**WRITTEN EXERCISE**
Using the data beneath, show every line that includes the word "level".

**RECORD SET**
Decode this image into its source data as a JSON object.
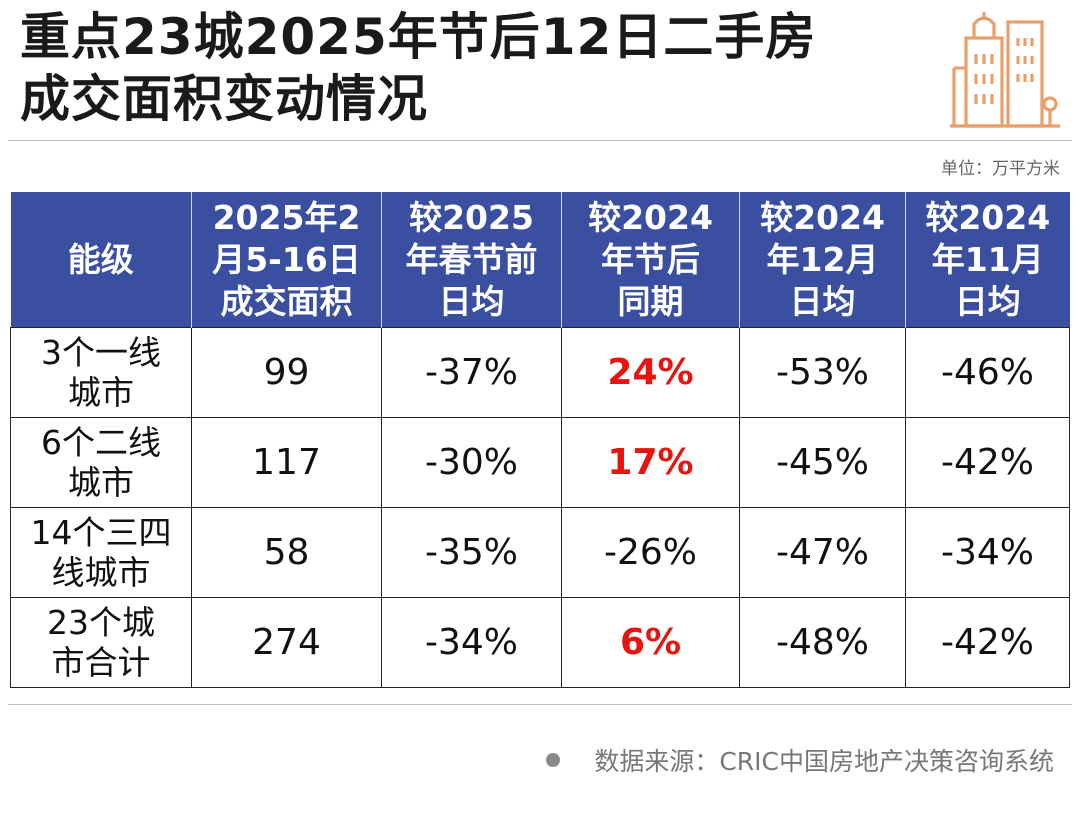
{
  "title": {
    "line1": "重点23城2025年节后12日二手房",
    "line2": "成交面积变动情况"
  },
  "logo": {
    "icon": "city-buildings-icon",
    "color": "#e8a06a"
  },
  "unit_label": "单位：万平方米",
  "colors": {
    "header_bg": "#3b4fa1",
    "positive": "#e8140f",
    "text": "#111111"
  },
  "table": {
    "headers": [
      "能级",
      "2025年2\n月5-16日\n成交面积",
      "较2025\n年春节前\n日均",
      "较2024\n年节后\n同期",
      "较2024\n年12月\n日均",
      "较2024\n年11月\n日均"
    ],
    "rows": [
      {
        "level": "3个一线\n城市",
        "area": "99",
        "vs_pre_festival": "-37%",
        "vs_2024_same": "24%",
        "vs_dec": "-53%",
        "vs_nov": "-46%"
      },
      {
        "level": "6个二线\n城市",
        "area": "117",
        "vs_pre_festival": "-30%",
        "vs_2024_same": "17%",
        "vs_dec": "-45%",
        "vs_nov": "-42%"
      },
      {
        "level": "14个三四\n线城市",
        "area": "58",
        "vs_pre_festival": "-35%",
        "vs_2024_same": "-26%",
        "vs_dec": "-47%",
        "vs_nov": "-34%"
      },
      {
        "level": "23个城\n市合计",
        "area": "274",
        "vs_pre_festival": "-34%",
        "vs_2024_same": "6%",
        "vs_dec": "-48%",
        "vs_nov": "-42%"
      }
    ]
  },
  "source": "数据来源：CRIC中国房地产决策咨询系统"
}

**TASK SOLUTION**
        "level": "3个一线\n城市",
        "level": "6个二线\n城市",
        "level": "14个三四\n线城市",
        "level": "23个城\n市合计",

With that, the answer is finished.